- [Records for processing]
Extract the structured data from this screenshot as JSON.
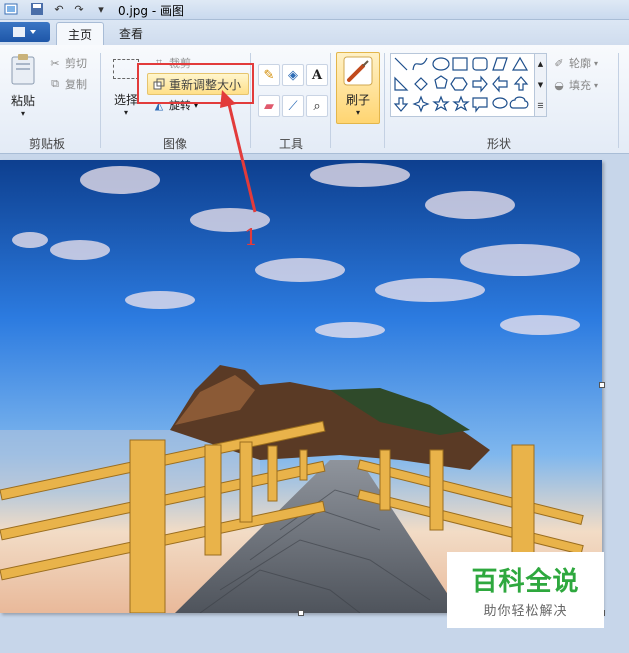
{
  "window": {
    "title": "0.jpg - 画图"
  },
  "tabs": [
    {
      "label": "主页",
      "active": true
    },
    {
      "label": "查看",
      "active": false
    }
  ],
  "clipboard": {
    "paste_label": "粘贴",
    "cut_label": "剪切",
    "copy_label": "复制",
    "group_label": "剪贴板"
  },
  "image": {
    "select_label": "选择",
    "crop_label": "裁剪",
    "resize_label": "重新调整大小",
    "rotate_label": "旋转",
    "group_label": "图像"
  },
  "tools": {
    "group_label": "工具",
    "text_tool": "A"
  },
  "brushes": {
    "label": "刷子"
  },
  "shapes": {
    "group_label": "形状",
    "outline_label": "轮廓",
    "fill_label": "填充"
  },
  "annotation": {
    "step_number": "1",
    "color": "#e23b3b"
  },
  "watermark": {
    "main": "百科全说",
    "sub": "助你轻松解决"
  },
  "colors": {
    "accent": "#1e56a8",
    "highlight": "#ffd86b",
    "watermark_green": "#2ea83e"
  }
}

- [Exercise goal] Reproduce each line exactly as it appears, omitting the pictures.

- [Right answer]
Extract the structured data from this screenshot as JSON.
{
  "window": {
    "title": "0.jpg - 画图"
  },
  "tabs": [
    {
      "label": "主页",
      "active": true
    },
    {
      "label": "查看",
      "active": false
    }
  ],
  "clipboard": {
    "paste_label": "粘贴",
    "cut_label": "剪切",
    "copy_label": "复制",
    "group_label": "剪贴板"
  },
  "image": {
    "select_label": "选择",
    "crop_label": "裁剪",
    "resize_label": "重新调整大小",
    "rotate_label": "旋转",
    "group_label": "图像"
  },
  "tools": {
    "group_label": "工具",
    "text_tool": "A"
  },
  "brushes": {
    "label": "刷子"
  },
  "shapes": {
    "group_label": "形状",
    "outline_label": "轮廓",
    "fill_label": "填充"
  },
  "annotation": {
    "step_number": "1",
    "color": "#e23b3b"
  },
  "watermark": {
    "main": "百科全说",
    "sub": "助你轻松解决"
  },
  "colors": {
    "accent": "#1e56a8",
    "highlight": "#ffd86b",
    "watermark_green": "#2ea83e"
  }
}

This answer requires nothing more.